Dataset entries
=======

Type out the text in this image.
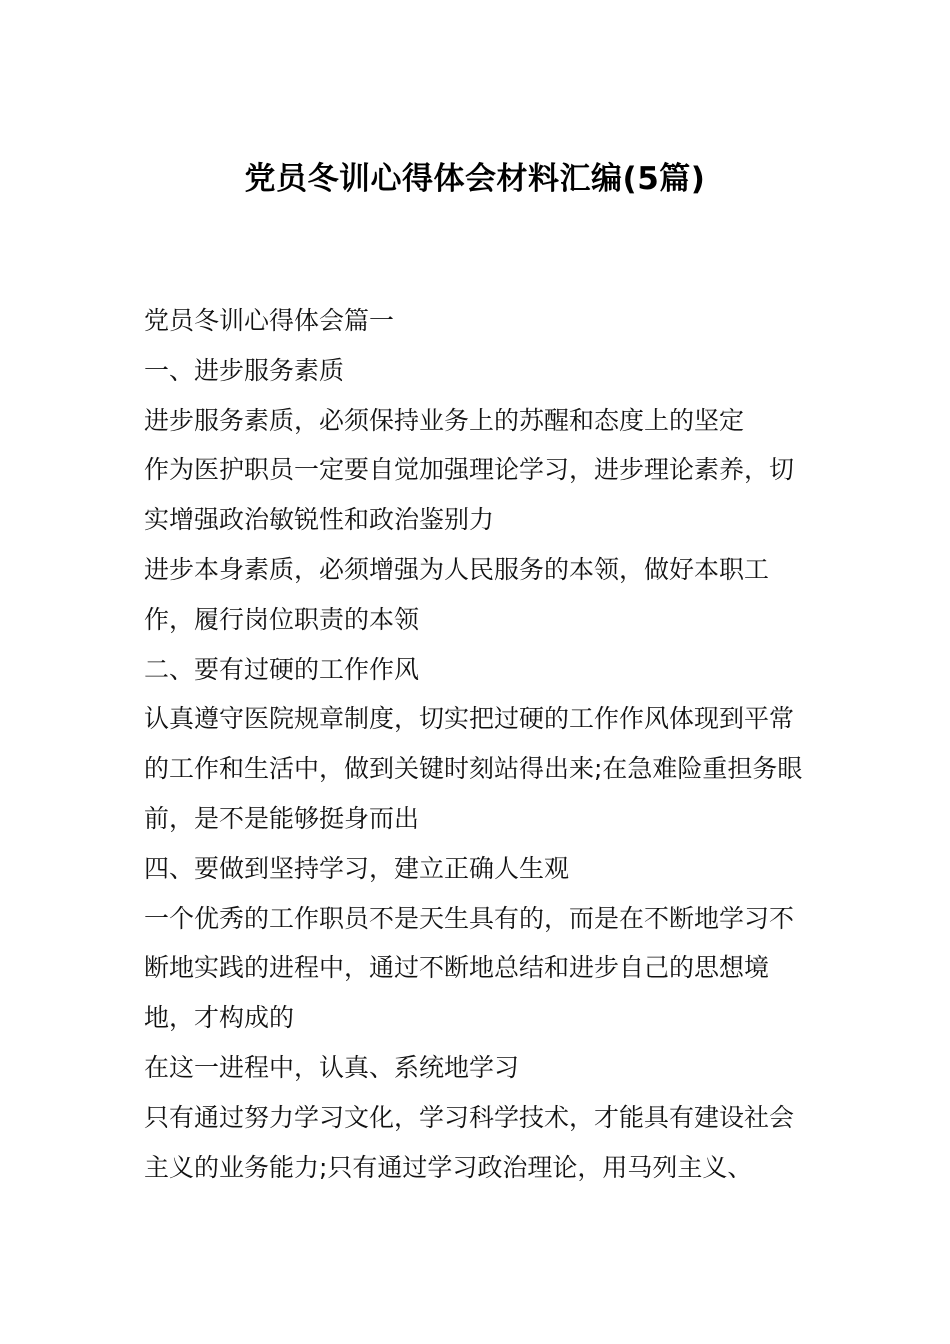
党员冬训心得体会材料汇编(5篇)

党员冬训心得体会篇一

一、进步服务素质

进步服务素质，必须保持业务上的苏醒和态度上的坚定

作为医护职员一定要自觉加强理论学习，进步理论素养，切实增强政治敏锐性和政治鉴别力

进步本身素质，必须增强为人民服务的本领，做好本职工作，履行岗位职责的本领

二、要有过硬的工作作风

认真遵守医院规章制度，切实把过硬的工作作风体现到平常的工作和生活中，做到关键时刻站得出来;在急难险重担务眼前，是不是能够挺身而出

四、要做到坚持学习，建立正确人生观

一个优秀的工作职员不是天生具有的，而是在不断地学习不断地实践的进程中，通过不断地总结和进步自己的思想境地，才构成的

在这一进程中，认真、系统地学习

只有通过努力学习文化，学习科学技术，才能具有建设社会主义的业务能力;只有通过学习政治理论，用马列主义、
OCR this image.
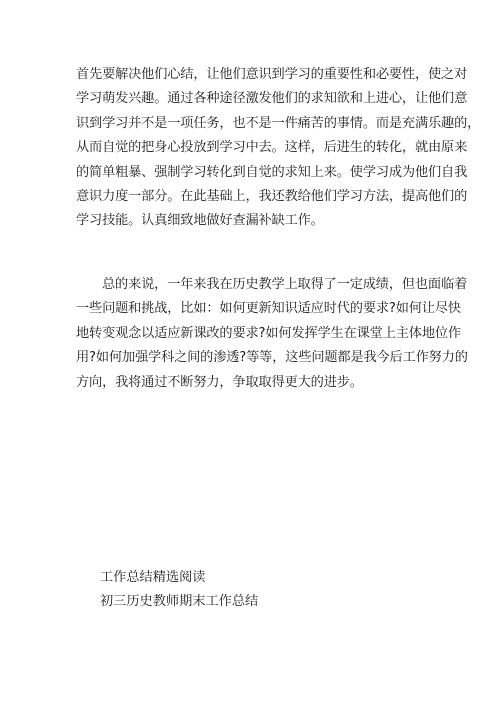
首先要解决他们心结，让他们意识到学习的重要性和必要性，使之对
学习萌发兴趣。通过各种途径激发他们的求知欲和上进心，让他们意
识到学习并不是一项任务，也不是一件痛苦的事情。而是充满乐趣的，
从而自觉的把身心投放到学习中去。这样，后进生的转化，就由原来
的简单粗暴、强制学习转化到自觉的求知上来。使学习成为他们自我
意识力度一部分。在此基础上，我还教给他们学习方法，提高他们的
学习技能。认真细致地做好查漏补缺工作。
总的来说，一年来我在历史教学上取得了一定成绩，但也面临着
一些问题和挑战，比如：如何更新知识适应时代的要求?如何让尽快
地转变观念以适应新课改的要求?如何发挥学生在课堂上主体地位作
用?如何加强学科之间的渗透?等等，这些问题都是我今后工作努力的
方向，我将通过不断努力，争取取得更大的进步。
工作总结精选阅读
初三历史教师期末工作总结
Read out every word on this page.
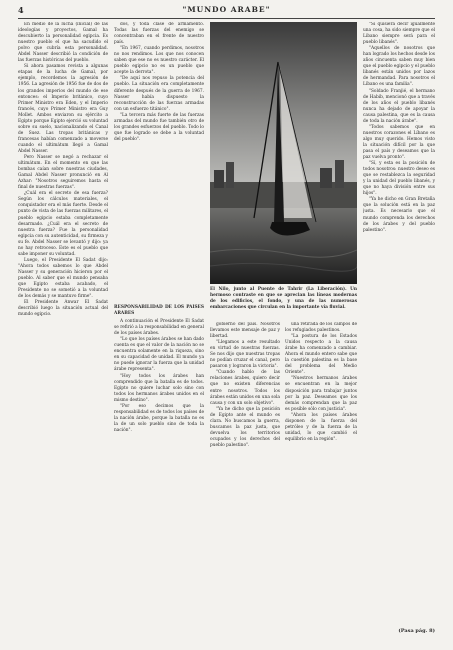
4	"MUNDO ARABE"

En medio de la lucha (inicial) de las ideologías y proyectos, Gamal ha descubierto la personalidad egipcia. Es nuestro pueblo el que ha sacudido el polvo que cubría esta personalidad. Abdel Nasser describió la condición de las fuerzas históricas del pueblo.

Si ahora pasamos revista a algunas etapas de la lucha de Gamal, por ejemplo, recordemos la agresión de 1956. La agresión de 1956 fue de dos de los grandes imperios del mundo de ese entonces: el Imperio británico, cuyo Primer Ministro era Eden, y el Imperio francés, cuyo Primer Ministro era Guy Mollet. Ambos enviaron su ejército a Egipto porque Egipto ejerció su voluntad sobre su suelo, nacionalizando el Canal de Suez. Las tropas británicas y francesas habían comenzado a moverse cuando el ultimátum llegó a Gamal Abdel Nasser.

Pero Nasser se negó a rechazar el ultimátum. En el momento en que las bombas caían sobre nuestras ciudades, Gamal Abdel Nasser pronunció en Al Azhar: "Nosotros seguiremos hasta el final de nuestras fuerzas".

¿Cuál era el secreto de esa fuerza? Según los cálculos materiales, el conquistador era el más fuerte. Desde el punto de vista de las fuerzas militares, el pueblo egipcio estaba completamente desarmado. ¿Cuál era el secreto de nuestra fuerza? Fue la personalidad egipcia con su autenticidad, su firmeza y su fe. Abdel Nasser se levantó y dijo: ya no hay retroceso. Este es el pueblo que sabe imponer su voluntad.

Luego, el Presidente El Sadat dijo: "Ahora todos sabemos lo que Abdel Nasser y su generación hicieron por el pueblo. Al saber que el mundo pensaba que Egipto estaba acabado, el Presidente no se sometió a la voluntad de los demás y se mantuvo firme".

El Presidente Anwar El Sadat describió luego la situación actual del mundo egipcio.

dos, y toda clase de armamento. Todas las fuerzas del enemigo se concentraban en el frente de nuestro país.

"En 1967, cuando perdimos, nosotros no nos rendimos. Los que nos conocen saben que ese no es nuestro carácter. El pueblo egipcio no es un pueblo que acepte la derrota".

"De aquí nos repuso la potencia del pueblo. La situación era completamente diferente después de la guerra de 1967. Nasser había dispuesto la reconstrucción de las fuerzas armadas con un esfuerzo titánico".

"La tercera más fuerte de las fuerzas armadas del mundo fue también otro de los grandes esfuerzos del pueblo. Todo lo que fue logrado se debe a la voluntad del pueblo".

RESPONSABILIDAD DE LOS PAISES ARABES

A continuación el Presidente El Sadat se refirió a la responsabilidad en general de los países árabes.

"Lo que los países árabes se han dado cuenta es que el valor de la nación no se encuentra solamente en la riqueza, sino en su capacidad de unidad. El mundo ya no puede ignorar la fuerza que la unidad árabe representa".

"Hoy todos los árabes han comprendido que la batalla es de todos. Egipto no quiere luchar solo sino con todos los hermanos árabes unidos en el mismo destino".

"Por eso decimos que la responsabilidad es de todos los países de la nación árabe, porque la batalla no es la de un solo pueblo sino de toda la nación".

El Nilo, junto al Puente de Tahrir (La Liberación). Un hermoso contraste en que se aprecian las líneas modernas de los edificios, el fondo, y una de las numerosas embarcaciones que circulan en la importante vía fluvial.

gobierno del país. Nosotros llevamos este mensaje de paz y libertad.

"Llegamos a este resultado en virtud de nuestras fuerzas. Se nos dijo que nuestras tropas no podían cruzar el canal, pero pasaron y lograron la victoria".

"Cuando hablo de las relaciones árabes, quiero decir que no existen diferencias entre nosotros. Todos los árabes están unidos en una sola causa y con un solo objetivo".

"Ya he dicho que la posición de Egipto ante el mundo es clara. No buscamos la guerra, buscamos la paz justa, que devuelva los territorios ocupados y los derechos del pueblo palestino".

una retirada de los campos de los refugiados palestinos.

"La postura de los Estados Unidos respecto a la causa árabe ha comenzado a cambiar. Ahora el mundo entero sabe que la cuestión palestina es la base del problema del Medio Oriente".

"Nuestros hermanos árabes se encuentran en la mejor disposición para trabajar juntos por la paz. Deseamos que los demás comprendan que la paz es posible sólo con justicia".

"Ahora los países árabes disponen de la fuerza del petróleo y de la fuerza de la unidad, lo que cambió el equilibrio en la región".

"Si quisiera decir igualmente una cosa, ha sido siempre que el Libano siempre será para el pueblo libanés".

"Aquellos de nosotros que han logrado los hechos desde los años cincuenta saben muy bien que el pueblo egipcio y el pueblo libanés están unidos por lazos de hermandad. Para nosotros el Líbano es una familia".

"Soldado Franjié, el hermano de Habib, mencionó que a través de los años el pueblo libanés nunca ha dejado de apoyar la causa palestina, que es la causa de toda la nación árabe".

"Todos sabemos que en nuestros corazones el Líbano es algo muy querido. Hemos visto la situación difícil por la que pasa el país y deseamos que la paz vuelva pronto".

"Sí, y esta es la posición de todos nosotros: nuestro deseo es que se restablezca la seguridad y la unidad del pueblo libanés, y que no haya división entre sus hijos".

"Ya he dicho en Gran Bretaña que la solución está en la paz justa. Es necesario que el mundo comprenda los derechos de los árabes y del pueblo palestino".

(Pasa pág. 8)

=======

• [Exercise requirements]
Show every line above in which the word "decir" occurs.

• [Written reply]
"Cuando hablo de las relaciones árabes, quiero decir que no existen diferencias entre nosotros. Todos los árabes están unidos en una sola causa y con un solo objetivo".
"Si quisiera decir igualmente una cosa, ha sido siempre que el Libano siempre será para el pueblo libanés".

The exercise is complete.